STATED GOAL
Return all of the entries word for word, but omit the pictures they contain.

GIVEN DATA

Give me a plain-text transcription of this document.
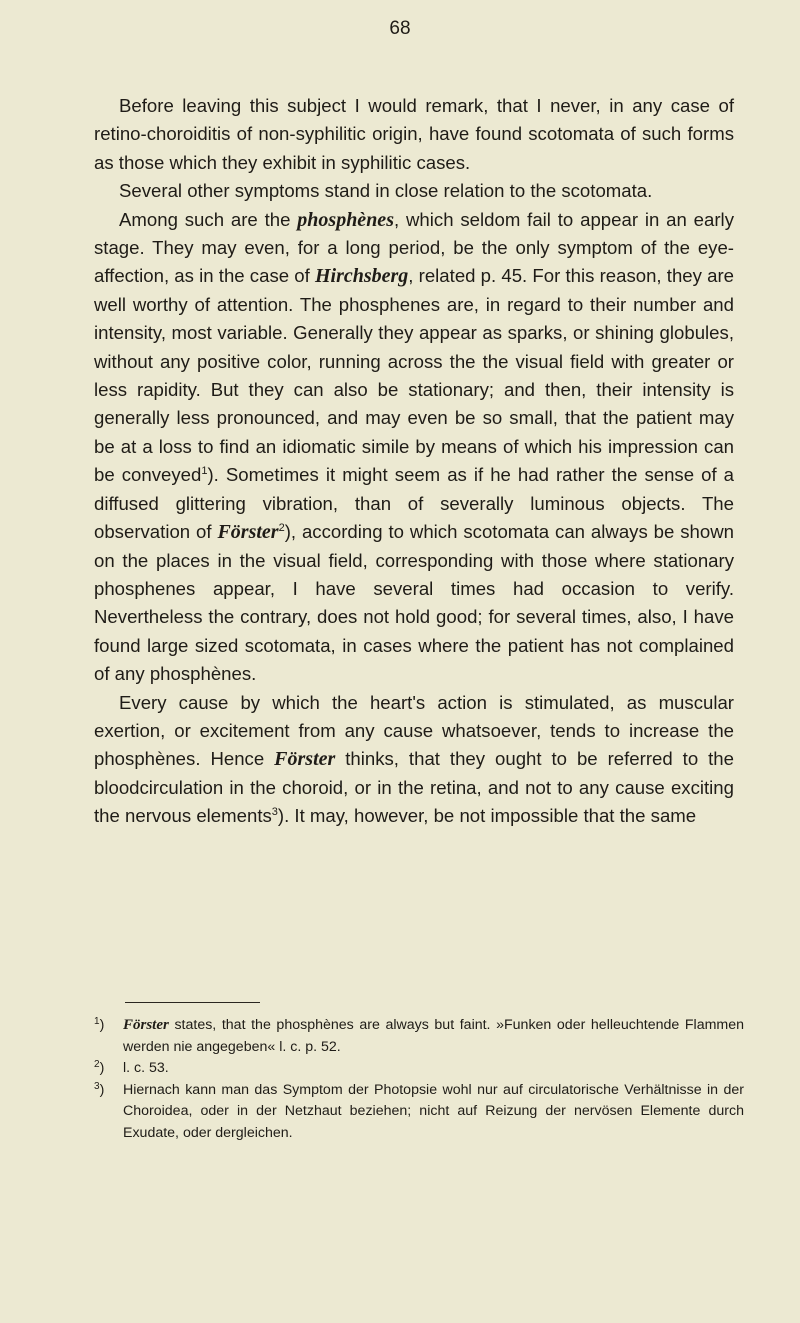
68

Before leaving this subject I would remark, that I never, in any case of retino-choroiditis of non-syphilitic origin, have found scotomata of such forms as those which they exhibit in syphilitic cases.

Several other symptoms stand in close relation to the scotomata.

Among such are the phosphènes, which seldom fail to appear in an early stage. They may even, for a long period, be the only symptom of the eye-affection, as in the case of Hirchsberg, related p. 45. For this reason, they are well worthy of attention. The phosphenes are, in regard to their number and intensity, most variable. Generally they appear as sparks, or shining globules, without any positive color, running across the the visual field with greater or less rapidity. But they can also be stationary; and then, their intensity is generally less pronounced, and may even be so small, that the patient may be at a loss to find an idiomatic simile by means of which his impression can be conveyed$^1$). Sometimes it might seem as if he had rather the sense of a diffused glittering vibration, than of severally luminous objects. The observation of Förster$^2$), according to which scotomata can always be shown on the places in the visual field, corresponding with those where stationary phosphenes appear, I have several times had occasion to verify. Nevertheless the contrary, does not hold good; for several times, also, I have found large sized scotomata, in cases where the patient has not complained of any phosphènes.

Every cause by which the heart's action is stimulated, as muscular exertion, or excitement from any cause whatsoever, tends to increase the phosphènes. Hence Förster thinks, that they ought to be referred to the bloodcirculation in the choroid, or in the retina, and not to any cause exciting the nervous elements$^3$). It may, however, be not impossible that the same

$^1$)	Förster states, that the phosphènes are always but faint. »Funken oder helleuchtende Flammen werden nie angegeben« l. c. p. 52.
$^2$)	l. c. 53.
$^3$)	Hiernach kann man das Symptom der Photopsie wohl nur auf circulatorische Verhältnisse in der Choroidea, oder in der Netzhaut beziehen; nicht auf Reizung der nervösen Elemente durch Exudate, oder dergleichen.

SOLUTION TO THE PROBLEM
Give me a plain-text transcription of this document.
68

Before leaving this subject I would remark, that I never, in any case of retino-choroiditis of non-syphilitic origin, have found scotomata of such forms as those which they exhibit in syphilitic cases.

Several other symptoms stand in close relation to the scotomata.

Among such are the phosphènes, which seldom fail to appear in an early stage. They may even, for a long period, be the only symptom of the eye-affection, as in the case of Hirchsberg, related p. 45. For this reason, they are well worthy of attention. The phosphenes are, in regard to their number and intensity, most variable. Generally they appear as sparks, or shining globules, without any positive color, running across the the visual field with greater or less rapidity. But they can also be stationary; and then, their intensity is generally less pronounced, and may even be so small, that the patient may be at a loss to find an idiomatic simile by means of which his impression can be conveyed$^1$). Sometimes it might seem as if he had rather the sense of a diffused glittering vibration, than of severally luminous objects. The observation of Förster$^2$), according to which scotomata can always be shown on the places in the visual field, corresponding with those where stationary phosphenes appear, I have several times had occasion to verify. Nevertheless the contrary, does not hold good; for several times, also, I have found large sized scotomata, in cases where the patient has not complained of any phosphènes.

Every cause by which the heart's action is stimulated, as muscular exertion, or excitement from any cause whatsoever, tends to increase the phosphènes. Hence Förster thinks, that they ought to be referred to the bloodcirculation in the choroid, or in the retina, and not to any cause exciting the nervous elements$^3$). It may, however, be not impossible that the same

$^1$)	Förster states, that the phosphènes are always but faint. »Funken oder helleuchtende Flammen werden nie angegeben« l. c. p. 52.
$^2$)	l. c. 53.
$^3$)	Hiernach kann man das Symptom der Photopsie wohl nur auf circulatorische Verhältnisse in der Choroidea, oder in der Netzhaut beziehen; nicht auf Reizung der nervösen Elemente durch Exudate, oder dergleichen.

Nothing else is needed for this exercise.